[start of Data in this exercise]

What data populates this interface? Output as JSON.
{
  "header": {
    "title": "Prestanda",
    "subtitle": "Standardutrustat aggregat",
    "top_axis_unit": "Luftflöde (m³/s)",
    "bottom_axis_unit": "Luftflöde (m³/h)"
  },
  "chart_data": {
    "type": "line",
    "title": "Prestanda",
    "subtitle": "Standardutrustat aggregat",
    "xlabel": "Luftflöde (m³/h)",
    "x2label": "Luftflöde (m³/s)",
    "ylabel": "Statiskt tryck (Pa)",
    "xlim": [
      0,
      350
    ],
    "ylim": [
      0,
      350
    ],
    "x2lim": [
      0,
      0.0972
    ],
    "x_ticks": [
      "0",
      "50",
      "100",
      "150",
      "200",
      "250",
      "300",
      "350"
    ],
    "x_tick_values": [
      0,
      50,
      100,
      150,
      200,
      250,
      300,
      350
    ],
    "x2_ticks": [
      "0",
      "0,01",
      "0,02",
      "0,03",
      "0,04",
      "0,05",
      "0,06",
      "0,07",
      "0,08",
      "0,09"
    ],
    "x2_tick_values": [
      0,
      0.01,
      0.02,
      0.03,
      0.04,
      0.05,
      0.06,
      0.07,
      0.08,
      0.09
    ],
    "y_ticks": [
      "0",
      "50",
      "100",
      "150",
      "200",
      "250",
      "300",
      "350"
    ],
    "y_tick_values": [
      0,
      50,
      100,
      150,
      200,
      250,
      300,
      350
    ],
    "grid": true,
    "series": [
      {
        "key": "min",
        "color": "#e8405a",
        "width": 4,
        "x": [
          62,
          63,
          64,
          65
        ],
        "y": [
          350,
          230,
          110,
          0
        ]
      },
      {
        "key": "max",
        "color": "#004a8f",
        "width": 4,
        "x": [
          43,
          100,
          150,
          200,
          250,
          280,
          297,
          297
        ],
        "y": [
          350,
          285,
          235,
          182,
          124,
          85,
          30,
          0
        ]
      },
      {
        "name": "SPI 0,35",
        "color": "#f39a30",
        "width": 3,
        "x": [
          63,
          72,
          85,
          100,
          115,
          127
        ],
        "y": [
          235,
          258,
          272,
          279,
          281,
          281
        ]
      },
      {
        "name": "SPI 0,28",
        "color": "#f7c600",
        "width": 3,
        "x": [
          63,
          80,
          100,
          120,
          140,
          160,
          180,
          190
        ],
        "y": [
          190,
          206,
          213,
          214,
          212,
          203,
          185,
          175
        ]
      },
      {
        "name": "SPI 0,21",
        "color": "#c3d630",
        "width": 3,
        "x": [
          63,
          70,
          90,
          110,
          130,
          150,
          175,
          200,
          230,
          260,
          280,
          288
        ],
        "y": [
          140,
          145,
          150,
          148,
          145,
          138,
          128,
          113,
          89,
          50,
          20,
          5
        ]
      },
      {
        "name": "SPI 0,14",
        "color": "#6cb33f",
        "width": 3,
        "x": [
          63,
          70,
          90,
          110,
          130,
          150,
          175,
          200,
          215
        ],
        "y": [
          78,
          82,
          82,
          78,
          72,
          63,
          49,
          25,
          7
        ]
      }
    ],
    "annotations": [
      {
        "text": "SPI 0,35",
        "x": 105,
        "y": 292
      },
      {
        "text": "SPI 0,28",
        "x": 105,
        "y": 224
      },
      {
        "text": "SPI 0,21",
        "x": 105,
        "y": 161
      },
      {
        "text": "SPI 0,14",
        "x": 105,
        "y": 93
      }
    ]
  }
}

[end of Data in this exercise]

• _Task to carry out_
Looking at the data above, show all lines where the word "color" occurs.

• _Response to this task_
        "color": "#e8405a",
        "color": "#004a8f",
        "color": "#f39a30",
        "color": "#f7c600",
        "color": "#c3d630",
        "color": "#6cb33f",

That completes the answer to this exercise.